[What the task asks] The entries that follow should be written out exactly.
[BEGIN]
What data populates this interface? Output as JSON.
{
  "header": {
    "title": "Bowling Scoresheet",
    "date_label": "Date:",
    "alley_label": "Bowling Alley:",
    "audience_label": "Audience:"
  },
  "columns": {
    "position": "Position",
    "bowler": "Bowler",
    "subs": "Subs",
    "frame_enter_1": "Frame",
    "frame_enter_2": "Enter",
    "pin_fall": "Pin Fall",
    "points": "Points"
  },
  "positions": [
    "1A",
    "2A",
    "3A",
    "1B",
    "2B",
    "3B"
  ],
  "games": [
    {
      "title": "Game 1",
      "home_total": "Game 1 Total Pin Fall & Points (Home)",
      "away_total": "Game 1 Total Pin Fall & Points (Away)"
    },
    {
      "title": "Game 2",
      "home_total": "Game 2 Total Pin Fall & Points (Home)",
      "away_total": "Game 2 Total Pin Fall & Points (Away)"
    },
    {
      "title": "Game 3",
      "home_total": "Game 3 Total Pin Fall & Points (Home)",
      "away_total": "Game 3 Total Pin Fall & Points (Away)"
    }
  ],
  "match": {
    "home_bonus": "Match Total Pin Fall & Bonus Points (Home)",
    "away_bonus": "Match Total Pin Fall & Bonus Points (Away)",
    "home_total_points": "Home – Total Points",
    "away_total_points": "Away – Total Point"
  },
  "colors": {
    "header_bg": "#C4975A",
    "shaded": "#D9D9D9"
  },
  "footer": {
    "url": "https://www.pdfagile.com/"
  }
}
[END]
[The reply]
What data populates this interface? Output as JSON.
{
  "header": {
    "title": "Bowling Scoresheet",
    "date_label": "Date:",
    "alley_label": "Bowling Alley:",
    "audience_label": "Audience:"
  },
  "columns": {
    "position": "Position",
    "bowler": "Bowler",
    "subs": "Subs",
    "frame_enter_1": "Frame",
    "frame_enter_2": "Enter",
    "pin_fall": "Pin Fall",
    "points": "Points"
  },
  "positions": [
    "1A",
    "2A",
    "3A",
    "1B",
    "2B",
    "3B"
  ],
  "games": [
    {
      "title": "Game 1",
      "home_total": "Game 1 Total Pin Fall & Points (Home)",
      "away_total": "Game 1 Total Pin Fall & Points (Away)"
    },
    {
      "title": "Game 2",
      "home_total": "Game 2 Total Pin Fall & Points (Home)",
      "away_total": "Game 2 Total Pin Fall & Points (Away)"
    },
    {
      "title": "Game 3",
      "home_total": "Game 3 Total Pin Fall & Points (Home)",
      "away_total": "Game 3 Total Pin Fall & Points (Away)"
    }
  ],
  "match": {
    "home_bonus": "Match Total Pin Fall & Bonus Points (Home)",
    "away_bonus": "Match Total Pin Fall & Bonus Points (Away)",
    "home_total_points": "Home – Total Points",
    "away_total_points": "Away – Total Point"
  },
  "colors": {
    "header_bg": "#C4975A",
    "shaded": "#D9D9D9"
  },
  "footer": {
    "url": "https://www.pdfagile.com/"
  }
}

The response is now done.